Written request:
Write out the material exactly, without any of its pictures.

Material to process:
****************

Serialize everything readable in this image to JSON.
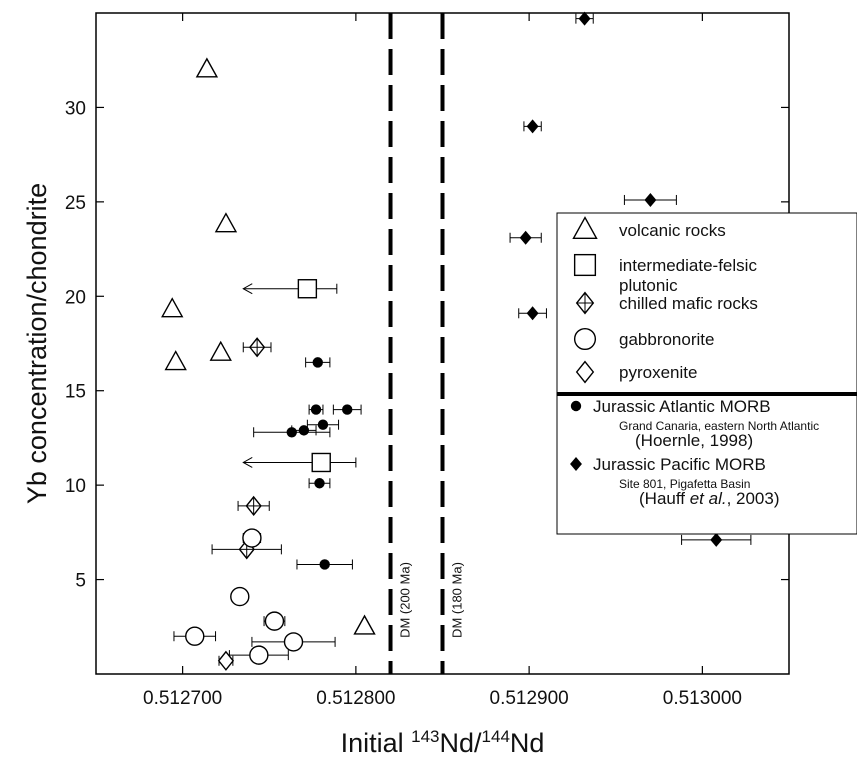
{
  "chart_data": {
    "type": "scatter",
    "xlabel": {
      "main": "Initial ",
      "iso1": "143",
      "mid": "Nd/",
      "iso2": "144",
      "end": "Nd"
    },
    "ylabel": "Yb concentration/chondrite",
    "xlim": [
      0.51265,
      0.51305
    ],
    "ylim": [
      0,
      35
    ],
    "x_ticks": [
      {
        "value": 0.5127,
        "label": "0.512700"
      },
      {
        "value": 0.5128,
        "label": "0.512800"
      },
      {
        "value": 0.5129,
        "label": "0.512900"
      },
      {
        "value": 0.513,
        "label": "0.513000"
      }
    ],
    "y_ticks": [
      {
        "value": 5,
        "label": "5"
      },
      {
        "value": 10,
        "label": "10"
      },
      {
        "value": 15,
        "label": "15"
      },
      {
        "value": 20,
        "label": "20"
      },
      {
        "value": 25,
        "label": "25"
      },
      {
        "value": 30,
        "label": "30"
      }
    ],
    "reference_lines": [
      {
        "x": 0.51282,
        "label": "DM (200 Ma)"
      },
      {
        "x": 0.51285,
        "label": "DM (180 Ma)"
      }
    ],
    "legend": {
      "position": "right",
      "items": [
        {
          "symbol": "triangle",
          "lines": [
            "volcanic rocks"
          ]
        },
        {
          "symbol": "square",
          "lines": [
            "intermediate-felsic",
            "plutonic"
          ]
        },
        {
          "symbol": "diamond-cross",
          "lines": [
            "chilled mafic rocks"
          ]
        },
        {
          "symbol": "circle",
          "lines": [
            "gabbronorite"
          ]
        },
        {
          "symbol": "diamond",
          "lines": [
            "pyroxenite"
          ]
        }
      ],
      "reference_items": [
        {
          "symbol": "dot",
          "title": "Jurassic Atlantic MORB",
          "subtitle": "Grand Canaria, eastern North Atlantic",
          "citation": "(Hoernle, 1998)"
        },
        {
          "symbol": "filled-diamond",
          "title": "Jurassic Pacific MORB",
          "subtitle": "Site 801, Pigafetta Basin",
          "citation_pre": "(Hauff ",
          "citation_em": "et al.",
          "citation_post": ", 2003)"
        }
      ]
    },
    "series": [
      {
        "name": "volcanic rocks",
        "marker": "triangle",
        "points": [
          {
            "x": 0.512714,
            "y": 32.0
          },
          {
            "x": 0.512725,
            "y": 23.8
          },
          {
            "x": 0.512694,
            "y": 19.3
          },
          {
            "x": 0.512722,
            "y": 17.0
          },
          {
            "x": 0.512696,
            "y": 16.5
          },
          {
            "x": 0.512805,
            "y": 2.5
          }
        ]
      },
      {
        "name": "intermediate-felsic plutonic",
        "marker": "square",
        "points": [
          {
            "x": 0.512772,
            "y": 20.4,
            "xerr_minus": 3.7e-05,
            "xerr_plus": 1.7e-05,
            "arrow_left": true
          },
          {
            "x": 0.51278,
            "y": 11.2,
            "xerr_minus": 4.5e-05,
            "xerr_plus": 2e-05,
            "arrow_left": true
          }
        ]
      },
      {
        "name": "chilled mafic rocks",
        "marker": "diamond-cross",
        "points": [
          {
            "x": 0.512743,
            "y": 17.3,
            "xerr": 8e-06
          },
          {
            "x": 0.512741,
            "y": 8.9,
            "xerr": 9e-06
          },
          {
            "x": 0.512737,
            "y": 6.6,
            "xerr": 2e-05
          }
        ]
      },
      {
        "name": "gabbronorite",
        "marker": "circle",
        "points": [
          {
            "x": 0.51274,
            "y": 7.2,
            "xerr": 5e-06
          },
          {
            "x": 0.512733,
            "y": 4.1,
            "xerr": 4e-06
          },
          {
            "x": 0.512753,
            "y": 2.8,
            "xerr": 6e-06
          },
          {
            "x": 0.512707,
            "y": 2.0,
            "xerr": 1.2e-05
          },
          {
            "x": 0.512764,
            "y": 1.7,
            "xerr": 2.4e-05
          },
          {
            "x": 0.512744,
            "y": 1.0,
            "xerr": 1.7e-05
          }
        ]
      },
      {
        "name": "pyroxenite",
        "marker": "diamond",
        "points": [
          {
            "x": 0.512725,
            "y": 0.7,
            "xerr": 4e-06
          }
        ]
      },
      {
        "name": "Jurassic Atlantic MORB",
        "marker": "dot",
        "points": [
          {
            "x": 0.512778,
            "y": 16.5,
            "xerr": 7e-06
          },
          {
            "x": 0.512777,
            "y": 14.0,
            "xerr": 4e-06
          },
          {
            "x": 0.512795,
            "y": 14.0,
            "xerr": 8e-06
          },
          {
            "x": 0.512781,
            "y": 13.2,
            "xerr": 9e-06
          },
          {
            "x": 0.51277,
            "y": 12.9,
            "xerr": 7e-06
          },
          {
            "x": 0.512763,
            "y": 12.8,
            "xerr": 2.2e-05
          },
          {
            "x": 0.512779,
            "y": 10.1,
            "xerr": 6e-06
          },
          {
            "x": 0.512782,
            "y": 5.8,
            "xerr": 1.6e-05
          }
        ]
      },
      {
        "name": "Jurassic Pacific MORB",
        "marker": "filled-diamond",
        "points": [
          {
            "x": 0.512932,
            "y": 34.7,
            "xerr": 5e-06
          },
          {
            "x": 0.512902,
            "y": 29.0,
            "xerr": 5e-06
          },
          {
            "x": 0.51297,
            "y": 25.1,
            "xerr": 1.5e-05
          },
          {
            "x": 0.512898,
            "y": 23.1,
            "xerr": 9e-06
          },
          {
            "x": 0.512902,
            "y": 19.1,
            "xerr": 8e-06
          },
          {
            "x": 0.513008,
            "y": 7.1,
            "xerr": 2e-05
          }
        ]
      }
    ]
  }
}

****************

Solved exercise:
Serialize everything readable in this image to JSON.
{
  "chart_data": {
    "type": "scatter",
    "xlabel": {
      "main": "Initial ",
      "iso1": "143",
      "mid": "Nd/",
      "iso2": "144",
      "end": "Nd"
    },
    "ylabel": "Yb concentration/chondrite",
    "xlim": [
      0.51265,
      0.51305
    ],
    "ylim": [
      0,
      35
    ],
    "x_ticks": [
      {
        "value": 0.5127,
        "label": "0.512700"
      },
      {
        "value": 0.5128,
        "label": "0.512800"
      },
      {
        "value": 0.5129,
        "label": "0.512900"
      },
      {
        "value": 0.513,
        "label": "0.513000"
      }
    ],
    "y_ticks": [
      {
        "value": 5,
        "label": "5"
      },
      {
        "value": 10,
        "label": "10"
      },
      {
        "value": 15,
        "label": "15"
      },
      {
        "value": 20,
        "label": "20"
      },
      {
        "value": 25,
        "label": "25"
      },
      {
        "value": 30,
        "label": "30"
      }
    ],
    "reference_lines": [
      {
        "x": 0.51282,
        "label": "DM (200 Ma)"
      },
      {
        "x": 0.51285,
        "label": "DM (180 Ma)"
      }
    ],
    "legend": {
      "position": "right",
      "items": [
        {
          "symbol": "triangle",
          "lines": [
            "volcanic rocks"
          ]
        },
        {
          "symbol": "square",
          "lines": [
            "intermediate-felsic",
            "plutonic"
          ]
        },
        {
          "symbol": "diamond-cross",
          "lines": [
            "chilled mafic rocks"
          ]
        },
        {
          "symbol": "circle",
          "lines": [
            "gabbronorite"
          ]
        },
        {
          "symbol": "diamond",
          "lines": [
            "pyroxenite"
          ]
        }
      ],
      "reference_items": [
        {
          "symbol": "dot",
          "title": "Jurassic Atlantic MORB",
          "subtitle": "Grand Canaria, eastern North Atlantic",
          "citation": "(Hoernle, 1998)"
        },
        {
          "symbol": "filled-diamond",
          "title": "Jurassic Pacific MORB",
          "subtitle": "Site 801, Pigafetta Basin",
          "citation_pre": "(Hauff ",
          "citation_em": "et al.",
          "citation_post": ", 2003)"
        }
      ]
    },
    "series": [
      {
        "name": "volcanic rocks",
        "marker": "triangle",
        "points": [
          {
            "x": 0.512714,
            "y": 32.0
          },
          {
            "x": 0.512725,
            "y": 23.8
          },
          {
            "x": 0.512694,
            "y": 19.3
          },
          {
            "x": 0.512722,
            "y": 17.0
          },
          {
            "x": 0.512696,
            "y": 16.5
          },
          {
            "x": 0.512805,
            "y": 2.5
          }
        ]
      },
      {
        "name": "intermediate-felsic plutonic",
        "marker": "square",
        "points": [
          {
            "x": 0.512772,
            "y": 20.4,
            "xerr_minus": 3.7e-05,
            "xerr_plus": 1.7e-05,
            "arrow_left": true
          },
          {
            "x": 0.51278,
            "y": 11.2,
            "xerr_minus": 4.5e-05,
            "xerr_plus": 2e-05,
            "arrow_left": true
          }
        ]
      },
      {
        "name": "chilled mafic rocks",
        "marker": "diamond-cross",
        "points": [
          {
            "x": 0.512743,
            "y": 17.3,
            "xerr": 8e-06
          },
          {
            "x": 0.512741,
            "y": 8.9,
            "xerr": 9e-06
          },
          {
            "x": 0.512737,
            "y": 6.6,
            "xerr": 2e-05
          }
        ]
      },
      {
        "name": "gabbronorite",
        "marker": "circle",
        "points": [
          {
            "x": 0.51274,
            "y": 7.2,
            "xerr": 5e-06
          },
          {
            "x": 0.512733,
            "y": 4.1,
            "xerr": 4e-06
          },
          {
            "x": 0.512753,
            "y": 2.8,
            "xerr": 6e-06
          },
          {
            "x": 0.512707,
            "y": 2.0,
            "xerr": 1.2e-05
          },
          {
            "x": 0.512764,
            "y": 1.7,
            "xerr": 2.4e-05
          },
          {
            "x": 0.512744,
            "y": 1.0,
            "xerr": 1.7e-05
          }
        ]
      },
      {
        "name": "pyroxenite",
        "marker": "diamond",
        "points": [
          {
            "x": 0.512725,
            "y": 0.7,
            "xerr": 4e-06
          }
        ]
      },
      {
        "name": "Jurassic Atlantic MORB",
        "marker": "dot",
        "points": [
          {
            "x": 0.512778,
            "y": 16.5,
            "xerr": 7e-06
          },
          {
            "x": 0.512777,
            "y": 14.0,
            "xerr": 4e-06
          },
          {
            "x": 0.512795,
            "y": 14.0,
            "xerr": 8e-06
          },
          {
            "x": 0.512781,
            "y": 13.2,
            "xerr": 9e-06
          },
          {
            "x": 0.51277,
            "y": 12.9,
            "xerr": 7e-06
          },
          {
            "x": 0.512763,
            "y": 12.8,
            "xerr": 2.2e-05
          },
          {
            "x": 0.512779,
            "y": 10.1,
            "xerr": 6e-06
          },
          {
            "x": 0.512782,
            "y": 5.8,
            "xerr": 1.6e-05
          }
        ]
      },
      {
        "name": "Jurassic Pacific MORB",
        "marker": "filled-diamond",
        "points": [
          {
            "x": 0.512932,
            "y": 34.7,
            "xerr": 5e-06
          },
          {
            "x": 0.512902,
            "y": 29.0,
            "xerr": 5e-06
          },
          {
            "x": 0.51297,
            "y": 25.1,
            "xerr": 1.5e-05
          },
          {
            "x": 0.512898,
            "y": 23.1,
            "xerr": 9e-06
          },
          {
            "x": 0.512902,
            "y": 19.1,
            "xerr": 8e-06
          },
          {
            "x": 0.513008,
            "y": 7.1,
            "xerr": 2e-05
          }
        ]
      }
    ]
  }
}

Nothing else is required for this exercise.